Exercise — Quote all entries exactly, leaving pictures aside.

### Material shown ###

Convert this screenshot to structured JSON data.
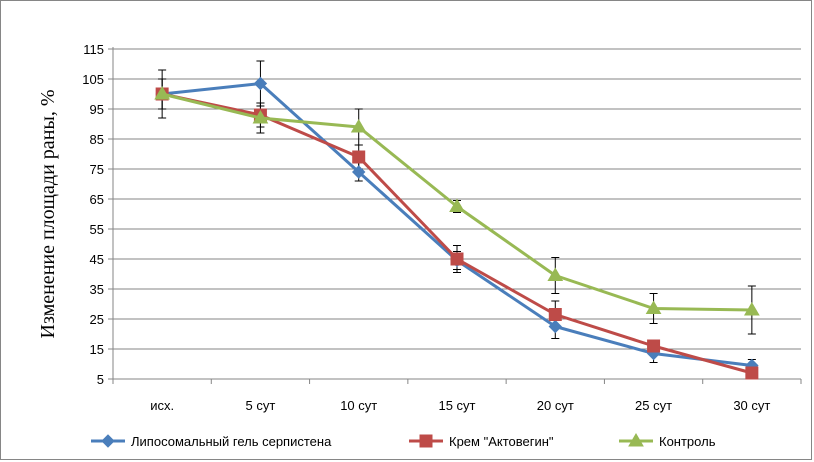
{
  "chart_data": {
    "type": "line",
    "title": "",
    "xlabel": "",
    "ylabel": "Изменение площади раны, %",
    "categories": [
      "исх.",
      "5 сут",
      "10 сут",
      "15 сут",
      "20 сут",
      "25 сут",
      "30 сут"
    ],
    "yticks": [
      "5",
      "15",
      "25",
      "35",
      "45",
      "55",
      "65",
      "75",
      "85",
      "95",
      "105",
      "115"
    ],
    "ylim": [
      5,
      115
    ],
    "grid": true,
    "legend_position": "bottom",
    "series": [
      {
        "name": "Липосомальный гель серпистена",
        "color": "#4a7ebb",
        "marker": "diamond",
        "values": [
          100,
          103.5,
          74,
          44.5,
          22.5,
          13.5,
          9.5
        ],
        "errors": [
          5,
          7.5,
          3,
          3,
          4,
          3,
          2
        ]
      },
      {
        "name": "Крем \"Актовегин\"",
        "color": "#be4b48",
        "marker": "square",
        "values": [
          100,
          93,
          79,
          45,
          26.5,
          16,
          7
        ],
        "errors": [
          5,
          4,
          4,
          4.5,
          4.5,
          2,
          1.5
        ]
      },
      {
        "name": "Контроль",
        "color": "#98b954",
        "marker": "triangle",
        "values": [
          100,
          92,
          89,
          62.5,
          39.5,
          28.5,
          28
        ],
        "errors": [
          8,
          5,
          6,
          2,
          6,
          5,
          8
        ]
      }
    ]
  }
}
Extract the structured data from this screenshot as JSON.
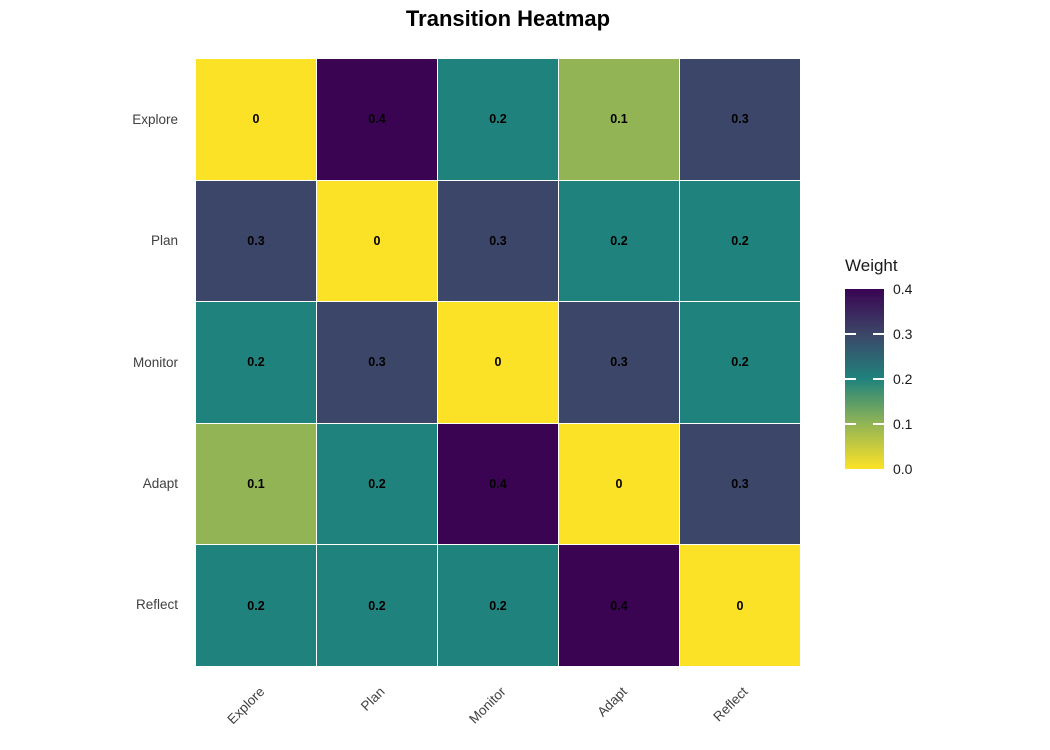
{
  "title": "Transition Heatmap",
  "legend": {
    "title": "Weight",
    "tick_labels": [
      "0.4",
      "0.3",
      "0.2",
      "0.1",
      "0.0"
    ]
  },
  "chart_data": {
    "type": "heatmap",
    "title": "Transition Heatmap",
    "x_categories": [
      "Explore",
      "Plan",
      "Monitor",
      "Adapt",
      "Reflect"
    ],
    "y_categories": [
      "Explore",
      "Plan",
      "Monitor",
      "Adapt",
      "Reflect"
    ],
    "values": [
      [
        0,
        0.4,
        0.2,
        0.1,
        0.3
      ],
      [
        0.3,
        0,
        0.3,
        0.2,
        0.2
      ],
      [
        0.2,
        0.3,
        0,
        0.3,
        0.2
      ],
      [
        0.1,
        0.2,
        0.4,
        0,
        0.3
      ],
      [
        0.2,
        0.2,
        0.2,
        0.4,
        0
      ]
    ],
    "cell_labels": [
      [
        "0",
        "0.4",
        "0.2",
        "0.1",
        "0.3"
      ],
      [
        "0.3",
        "0",
        "0.3",
        "0.2",
        "0.2"
      ],
      [
        "0.2",
        "0.3",
        "0",
        "0.3",
        "0.2"
      ],
      [
        "0.1",
        "0.2",
        "0.4",
        "0",
        "0.3"
      ],
      [
        "0.2",
        "0.2",
        "0.2",
        "0.4",
        "0"
      ]
    ],
    "legend_title": "Weight",
    "legend_ticks": [
      0.4,
      0.3,
      0.2,
      0.1,
      0.0
    ],
    "value_range": [
      0,
      0.4
    ],
    "colorscale": {
      "0": "#FCE227",
      "0.1": "#93B455",
      "0.2": "#20827C",
      "0.3": "#3C4668",
      "0.4": "#3A0453"
    },
    "grid_line_color": "#FFFFFF",
    "axis_text_color": "#404040",
    "background": "#FFFFFF",
    "legend_position": "right",
    "x_label_angle": 45
  }
}
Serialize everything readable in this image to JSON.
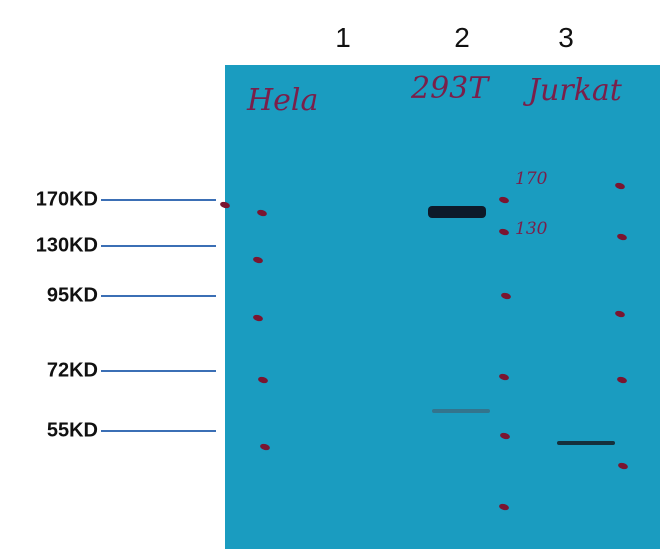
{
  "lanes": [
    "1",
    "2",
    "3"
  ],
  "markers": [
    "170KD",
    "130KD",
    "95KD",
    "72KD",
    "55KD"
  ],
  "membrane_labels": {
    "lane1": "Hela",
    "lane2": "293T",
    "lane3": "Jurkat",
    "ladder_170": "170",
    "ladder_130": "130"
  },
  "colors": {
    "membrane": "#1a9cc0",
    "ladder": "#7a1530",
    "band": "#0d1a2a",
    "marker_line": "#3b6fb5"
  }
}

###

Answer in full —
Convert this screenshot to structured JSON data.
{
  "chart_data": {
    "type": "line",
    "title": "",
    "xlabel": "",
    "ylabel": "Изменение площади раны, %",
    "categories": [
      "исх.",
      "5 сут",
      "10 сут",
      "15 сут",
      "20 сут",
      "25 сут",
      "30 сут"
    ],
    "yticks": [
      "5",
      "15",
      "25",
      "35",
      "45",
      "55",
      "65",
      "75",
      "85",
      "95",
      "105",
      "115"
    ],
    "ylim": [
      5,
      115
    ],
    "grid": true,
    "legend_position": "bottom",
    "series": [
      {
        "name": "Липосомальный гель серпистена",
        "color": "#4a7ebb",
        "marker": "diamond",
        "values": [
          100,
          103.5,
          74,
          44.5,
          22.5,
          13.5,
          9.5
        ],
        "errors": [
          5,
          7.5,
          3,
          3,
          4,
          3,
          2
        ]
      },
      {
        "name": "Крем \"Актовегин\"",
        "color": "#be4b48",
        "marker": "square",
        "values": [
          100,
          93,
          79,
          45,
          26.5,
          16,
          7
        ],
        "errors": [
          5,
          4,
          4,
          4.5,
          4.5,
          2,
          1.5
        ]
      },
      {
        "name": "Контроль",
        "color": "#98b954",
        "marker": "triangle",
        "values": [
          100,
          92,
          89,
          62.5,
          39.5,
          28.5,
          28
        ],
        "errors": [
          8,
          5,
          6,
          2,
          6,
          5,
          8
        ]
      }
    ]
  }
}
Extract the structured data from this screenshot as JSON.
{
  "title": "Transition Heatmap",
  "legend": {
    "title": "Weight",
    "tick_labels": [
      "0.4",
      "0.3",
      "0.2",
      "0.1",
      "0.0"
    ]
  },
  "chart_data": {
    "type": "heatmap",
    "title": "Transition Heatmap",
    "x_categories": [
      "Explore",
      "Plan",
      "Monitor",
      "Adapt",
      "Reflect"
    ],
    "y_categories": [
      "Explore",
      "Plan",
      "Monitor",
      "Adapt",
      "Reflect"
    ],
    "values": [
      [
        0,
        0.4,
        0.2,
        0.1,
        0.3
      ],
      [
        0.3,
        0,
        0.3,
        0.2,
        0.2
      ],
      [
        0.2,
        0.3,
        0,
        0.3,
        0.2
      ],
      [
        0.1,
        0.2,
        0.4,
        0,
        0.3
      ],
      [
        0.2,
        0.2,
        0.2,
        0.4,
        0
      ]
    ],
    "cell_labels": [
      [
        "0",
        "0.4",
        "0.2",
        "0.1",
        "0.3"
      ],
      [
        "0.3",
        "0",
        "0.3",
        "0.2",
        "0.2"
      ],
      [
        "0.2",
        "0.3",
        "0",
        "0.3",
        "0.2"
      ],
      [
        "0.1",
        "0.2",
        "0.4",
        "0",
        "0.3"
      ],
      [
        "0.2",
        "0.2",
        "0.2",
        "0.4",
        "0"
      ]
    ],
    "legend_title": "Weight",
    "legend_ticks": [
      0.4,
      0.3,
      0.2,
      0.1,
      0.0
    ],
    "value_range": [
      0,
      0.4
    ],
    "colorscale": {
      "0": "#FCE227",
      "0.1": "#93B455",
      "0.2": "#20827C",
      "0.3": "#3C4668",
      "0.4": "#3A0453"
    },
    "grid_line_color": "#FFFFFF",
    "axis_text_color": "#404040",
    "background": "#FFFFFF",
    "legend_position": "right",
    "x_label_angle": 45
  }
}
Serialize everything readable in this image to JSON.
{
  "lanes": [
    "1",
    "2",
    "3"
  ],
  "markers": [
    "170KD",
    "130KD",
    "95KD",
    "72KD",
    "55KD"
  ],
  "membrane_labels": {
    "lane1": "Hela",
    "lane2": "293T",
    "lane3": "Jurkat",
    "ladder_170": "170",
    "ladder_130": "130"
  },
  "colors": {
    "membrane": "#1a9cc0",
    "ladder": "#7a1530",
    "band": "#0d1a2a",
    "marker_line": "#3b6fb5"
  }
}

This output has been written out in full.